Exercise directions: The data below needs to be returned exactly, line for line.

Records shown:
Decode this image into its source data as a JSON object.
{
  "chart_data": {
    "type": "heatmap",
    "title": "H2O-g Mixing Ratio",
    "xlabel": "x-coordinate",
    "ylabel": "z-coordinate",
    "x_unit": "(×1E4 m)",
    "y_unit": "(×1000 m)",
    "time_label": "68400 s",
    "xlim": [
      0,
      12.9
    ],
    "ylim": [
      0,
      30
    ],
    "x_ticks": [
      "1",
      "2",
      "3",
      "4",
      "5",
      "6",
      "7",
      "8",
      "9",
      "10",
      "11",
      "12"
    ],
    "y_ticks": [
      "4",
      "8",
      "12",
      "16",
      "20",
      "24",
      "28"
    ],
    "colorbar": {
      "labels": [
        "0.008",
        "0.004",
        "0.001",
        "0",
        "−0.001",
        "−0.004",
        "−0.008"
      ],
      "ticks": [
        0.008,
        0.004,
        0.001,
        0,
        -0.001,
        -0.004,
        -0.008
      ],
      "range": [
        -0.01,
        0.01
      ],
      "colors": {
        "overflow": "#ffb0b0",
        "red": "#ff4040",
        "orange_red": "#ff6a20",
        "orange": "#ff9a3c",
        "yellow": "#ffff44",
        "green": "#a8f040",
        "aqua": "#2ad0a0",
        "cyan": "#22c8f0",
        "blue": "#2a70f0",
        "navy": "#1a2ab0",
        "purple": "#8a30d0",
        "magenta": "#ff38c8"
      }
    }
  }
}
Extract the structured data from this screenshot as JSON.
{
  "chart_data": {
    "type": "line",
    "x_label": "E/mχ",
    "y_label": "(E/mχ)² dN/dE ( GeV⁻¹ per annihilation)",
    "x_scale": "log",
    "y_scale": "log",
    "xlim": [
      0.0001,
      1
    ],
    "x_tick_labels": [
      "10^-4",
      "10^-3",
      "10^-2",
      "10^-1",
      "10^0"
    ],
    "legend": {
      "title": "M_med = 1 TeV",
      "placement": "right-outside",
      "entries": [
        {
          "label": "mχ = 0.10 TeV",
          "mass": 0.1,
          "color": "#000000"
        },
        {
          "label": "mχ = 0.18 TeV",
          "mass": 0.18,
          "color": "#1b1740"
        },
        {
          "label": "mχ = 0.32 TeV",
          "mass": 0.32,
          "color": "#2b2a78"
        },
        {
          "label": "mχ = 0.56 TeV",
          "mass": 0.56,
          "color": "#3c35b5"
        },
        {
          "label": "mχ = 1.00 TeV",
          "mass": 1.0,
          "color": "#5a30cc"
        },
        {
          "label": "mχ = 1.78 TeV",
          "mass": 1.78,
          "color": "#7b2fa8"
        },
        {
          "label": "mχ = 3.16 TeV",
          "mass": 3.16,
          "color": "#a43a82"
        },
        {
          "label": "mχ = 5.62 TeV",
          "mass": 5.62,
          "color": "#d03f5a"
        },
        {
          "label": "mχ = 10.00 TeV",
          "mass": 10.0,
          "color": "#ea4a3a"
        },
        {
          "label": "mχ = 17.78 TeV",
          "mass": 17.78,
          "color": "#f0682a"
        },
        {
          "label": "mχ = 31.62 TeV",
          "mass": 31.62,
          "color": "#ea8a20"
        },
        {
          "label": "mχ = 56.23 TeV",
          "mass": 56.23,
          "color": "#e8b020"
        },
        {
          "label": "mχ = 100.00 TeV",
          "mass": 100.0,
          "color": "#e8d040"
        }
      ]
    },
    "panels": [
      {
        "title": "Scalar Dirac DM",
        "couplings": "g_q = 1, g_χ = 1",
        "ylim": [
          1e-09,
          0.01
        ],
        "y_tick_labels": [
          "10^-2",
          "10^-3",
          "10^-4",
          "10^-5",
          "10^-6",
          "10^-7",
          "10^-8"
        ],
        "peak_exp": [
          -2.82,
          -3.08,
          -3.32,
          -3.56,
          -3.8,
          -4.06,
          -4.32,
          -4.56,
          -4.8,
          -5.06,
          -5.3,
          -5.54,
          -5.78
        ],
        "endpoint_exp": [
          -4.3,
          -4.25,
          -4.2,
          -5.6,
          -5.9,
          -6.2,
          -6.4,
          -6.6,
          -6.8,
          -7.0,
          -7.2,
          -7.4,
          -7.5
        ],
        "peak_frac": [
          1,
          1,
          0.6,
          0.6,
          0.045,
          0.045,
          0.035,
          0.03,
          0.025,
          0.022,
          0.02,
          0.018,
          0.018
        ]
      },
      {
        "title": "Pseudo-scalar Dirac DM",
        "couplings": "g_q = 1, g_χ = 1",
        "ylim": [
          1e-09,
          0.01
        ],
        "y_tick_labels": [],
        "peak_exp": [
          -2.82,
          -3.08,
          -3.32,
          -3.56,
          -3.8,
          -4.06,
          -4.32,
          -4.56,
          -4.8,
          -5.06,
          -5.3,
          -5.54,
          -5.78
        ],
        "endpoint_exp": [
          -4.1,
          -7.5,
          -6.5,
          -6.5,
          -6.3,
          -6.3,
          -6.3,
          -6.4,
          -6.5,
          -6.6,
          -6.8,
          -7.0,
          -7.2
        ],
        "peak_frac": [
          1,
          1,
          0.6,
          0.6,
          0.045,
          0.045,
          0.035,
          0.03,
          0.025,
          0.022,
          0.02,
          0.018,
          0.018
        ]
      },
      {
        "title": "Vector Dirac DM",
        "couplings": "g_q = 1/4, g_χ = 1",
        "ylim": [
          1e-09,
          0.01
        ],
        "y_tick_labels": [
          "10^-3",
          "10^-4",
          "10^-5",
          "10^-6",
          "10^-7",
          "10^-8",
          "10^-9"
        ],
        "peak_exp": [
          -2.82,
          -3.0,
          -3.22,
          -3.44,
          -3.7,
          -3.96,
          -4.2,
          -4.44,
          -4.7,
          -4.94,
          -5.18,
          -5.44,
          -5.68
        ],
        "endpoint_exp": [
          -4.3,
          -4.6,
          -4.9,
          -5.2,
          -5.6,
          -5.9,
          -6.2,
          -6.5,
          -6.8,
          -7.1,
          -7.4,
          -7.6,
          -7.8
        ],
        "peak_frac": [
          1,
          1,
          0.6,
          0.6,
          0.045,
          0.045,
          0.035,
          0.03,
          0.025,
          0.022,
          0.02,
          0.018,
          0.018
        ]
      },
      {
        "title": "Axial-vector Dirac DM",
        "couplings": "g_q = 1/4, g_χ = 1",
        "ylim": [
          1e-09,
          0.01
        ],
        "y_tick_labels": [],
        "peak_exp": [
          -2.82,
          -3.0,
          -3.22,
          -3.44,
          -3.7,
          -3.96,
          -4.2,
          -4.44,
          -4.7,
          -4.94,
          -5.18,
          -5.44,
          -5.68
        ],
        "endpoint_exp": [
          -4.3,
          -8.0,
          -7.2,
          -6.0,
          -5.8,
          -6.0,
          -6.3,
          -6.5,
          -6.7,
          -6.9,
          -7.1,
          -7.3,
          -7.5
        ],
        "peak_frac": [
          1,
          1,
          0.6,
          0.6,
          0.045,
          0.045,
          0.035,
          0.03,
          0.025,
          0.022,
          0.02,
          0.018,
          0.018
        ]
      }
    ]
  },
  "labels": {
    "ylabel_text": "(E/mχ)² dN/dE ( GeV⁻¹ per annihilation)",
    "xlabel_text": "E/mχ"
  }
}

Worked answer:
Decode this image into its source data as a JSON object.
{
  "chart_data": {
    "type": "heatmap",
    "title": "H2O-g Mixing Ratio",
    "xlabel": "x-coordinate",
    "ylabel": "z-coordinate",
    "x_unit": "(×1E4 m)",
    "y_unit": "(×1000 m)",
    "time_label": "68400 s",
    "xlim": [
      0,
      12.9
    ],
    "ylim": [
      0,
      30
    ],
    "x_ticks": [
      "1",
      "2",
      "3",
      "4",
      "5",
      "6",
      "7",
      "8",
      "9",
      "10",
      "11",
      "12"
    ],
    "y_ticks": [
      "4",
      "8",
      "12",
      "16",
      "20",
      "24",
      "28"
    ],
    "colorbar": {
      "labels": [
        "0.008",
        "0.004",
        "0.001",
        "0",
        "−0.001",
        "−0.004",
        "−0.008"
      ],
      "ticks": [
        0.008,
        0.004,
        0.001,
        0,
        -0.001,
        -0.004,
        -0.008
      ],
      "range": [
        -0.01,
        0.01
      ],
      "colors": {
        "overflow": "#ffb0b0",
        "red": "#ff4040",
        "orange_red": "#ff6a20",
        "orange": "#ff9a3c",
        "yellow": "#ffff44",
        "green": "#a8f040",
        "aqua": "#2ad0a0",
        "cyan": "#22c8f0",
        "blue": "#2a70f0",
        "navy": "#1a2ab0",
        "purple": "#8a30d0",
        "magenta": "#ff38c8"
      }
    }
  }
}
Extract the structured data from this screenshot as JSON.
{
  "chart_data": {
    "type": "line",
    "x_label": "E/mχ",
    "y_label": "(E/mχ)² dN/dE ( GeV⁻¹ per annihilation)",
    "x_scale": "log",
    "y_scale": "log",
    "xlim": [
      0.0001,
      1
    ],
    "x_tick_labels": [
      "10^-4",
      "10^-3",
      "10^-2",
      "10^-1",
      "10^0"
    ],
    "legend": {
      "title": "M_med = 1 TeV",
      "placement": "right-outside",
      "entries": [
        {
          "label": "mχ = 0.10 TeV",
          "mass": 0.1,
          "color": "#000000"
        },
        {
          "label": "mχ = 0.18 TeV",
          "mass": 0.18,
          "color": "#1b1740"
        },
        {
          "label": "mχ = 0.32 TeV",
          "mass": 0.32,
          "color": "#2b2a78"
        },
        {
          "label": "mχ = 0.56 TeV",
          "mass": 0.56,
          "color": "#3c35b5"
        },
        {
          "label": "mχ = 1.00 TeV",
          "mass": 1.0,
          "color": "#5a30cc"
        },
        {
          "label": "mχ = 1.78 TeV",
          "mass": 1.78,
          "color": "#7b2fa8"
        },
        {
          "label": "mχ = 3.16 TeV",
          "mass": 3.16,
          "color": "#a43a82"
        },
        {
          "label": "mχ = 5.62 TeV",
          "mass": 5.62,
          "color": "#d03f5a"
        },
        {
          "label": "mχ = 10.00 TeV",
          "mass": 10.0,
          "color": "#ea4a3a"
        },
        {
          "label": "mχ = 17.78 TeV",
          "mass": 17.78,
          "color": "#f0682a"
        },
        {
          "label": "mχ = 31.62 TeV",
          "mass": 31.62,
          "color": "#ea8a20"
        },
        {
          "label": "mχ = 56.23 TeV",
          "mass": 56.23,
          "color": "#e8b020"
        },
        {
          "label": "mχ = 100.00 TeV",
          "mass": 100.0,
          "color": "#e8d040"
        }
      ]
    },
    "panels": [
      {
        "title": "Scalar Dirac DM",
        "couplings": "g_q = 1, g_χ = 1",
        "ylim": [
          1e-09,
          0.01
        ],
        "y_tick_labels": [
          "10^-2",
          "10^-3",
          "10^-4",
          "10^-5",
          "10^-6",
          "10^-7",
          "10^-8"
        ],
        "peak_exp": [
          -2.82,
          -3.08,
          -3.32,
          -3.56,
          -3.8,
          -4.06,
          -4.32,
          -4.56,
          -4.8,
          -5.06,
          -5.3,
          -5.54,
          -5.78
        ],
        "endpoint_exp": [
          -4.3,
          -4.25,
          -4.2,
          -5.6,
          -5.9,
          -6.2,
          -6.4,
          -6.6,
          -6.8,
          -7.0,
          -7.2,
          -7.4,
          -7.5
        ],
        "peak_frac": [
          1,
          1,
          0.6,
          0.6,
          0.045,
          0.045,
          0.035,
          0.03,
          0.025,
          0.022,
          0.02,
          0.018,
          0.018
        ]
      },
      {
        "title": "Pseudo-scalar Dirac DM",
        "couplings": "g_q = 1, g_χ = 1",
        "ylim": [
          1e-09,
          0.01
        ],
        "y_tick_labels": [],
        "peak_exp": [
          -2.82,
          -3.08,
          -3.32,
          -3.56,
          -3.8,
          -4.06,
          -4.32,
          -4.56,
          -4.8,
          -5.06,
          -5.3,
          -5.54,
          -5.78
        ],
        "endpoint_exp": [
          -4.1,
          -7.5,
          -6.5,
          -6.5,
          -6.3,
          -6.3,
          -6.3,
          -6.4,
          -6.5,
          -6.6,
          -6.8,
          -7.0,
          -7.2
        ],
        "peak_frac": [
          1,
          1,
          0.6,
          0.6,
          0.045,
          0.045,
          0.035,
          0.03,
          0.025,
          0.022,
          0.02,
          0.018,
          0.018
        ]
      },
      {
        "title": "Vector Dirac DM",
        "couplings": "g_q = 1/4, g_χ = 1",
        "ylim": [
          1e-09,
          0.01
        ],
        "y_tick_labels": [
          "10^-3",
          "10^-4",
          "10^-5",
          "10^-6",
          "10^-7",
          "10^-8",
          "10^-9"
        ],
        "peak_exp": [
          -2.82,
          -3.0,
          -3.22,
          -3.44,
          -3.7,
          -3.96,
          -4.2,
          -4.44,
          -4.7,
          -4.94,
          -5.18,
          -5.44,
          -5.68
        ],
        "endpoint_exp": [
          -4.3,
          -4.6,
          -4.9,
          -5.2,
          -5.6,
          -5.9,
          -6.2,
          -6.5,
          -6.8,
          -7.1,
          -7.4,
          -7.6,
          -7.8
        ],
        "peak_frac": [
          1,
          1,
          0.6,
          0.6,
          0.045,
          0.045,
          0.035,
          0.03,
          0.025,
          0.022,
          0.02,
          0.018,
          0.018
        ]
      },
      {
        "title": "Axial-vector Dirac DM",
        "couplings": "g_q = 1/4, g_χ = 1",
        "ylim": [
          1e-09,
          0.01
        ],
        "y_tick_labels": [],
        "peak_exp": [
          -2.82,
          -3.0,
          -3.22,
          -3.44,
          -3.7,
          -3.96,
          -4.2,
          -4.44,
          -4.7,
          -4.94,
          -5.18,
          -5.44,
          -5.68
        ],
        "endpoint_exp": [
          -4.3,
          -8.0,
          -7.2,
          -6.0,
          -5.8,
          -6.0,
          -6.3,
          -6.5,
          -6.7,
          -6.9,
          -7.1,
          -7.3,
          -7.5
        ],
        "peak_frac": [
          1,
          1,
          0.6,
          0.6,
          0.045,
          0.045,
          0.035,
          0.03,
          0.025,
          0.022,
          0.02,
          0.018,
          0.018
        ]
      }
    ]
  },
  "labels": {
    "ylabel_text": "(E/mχ)² dN/dE ( GeV⁻¹ per annihilation)",
    "xlabel_text": "E/mχ"
  }
}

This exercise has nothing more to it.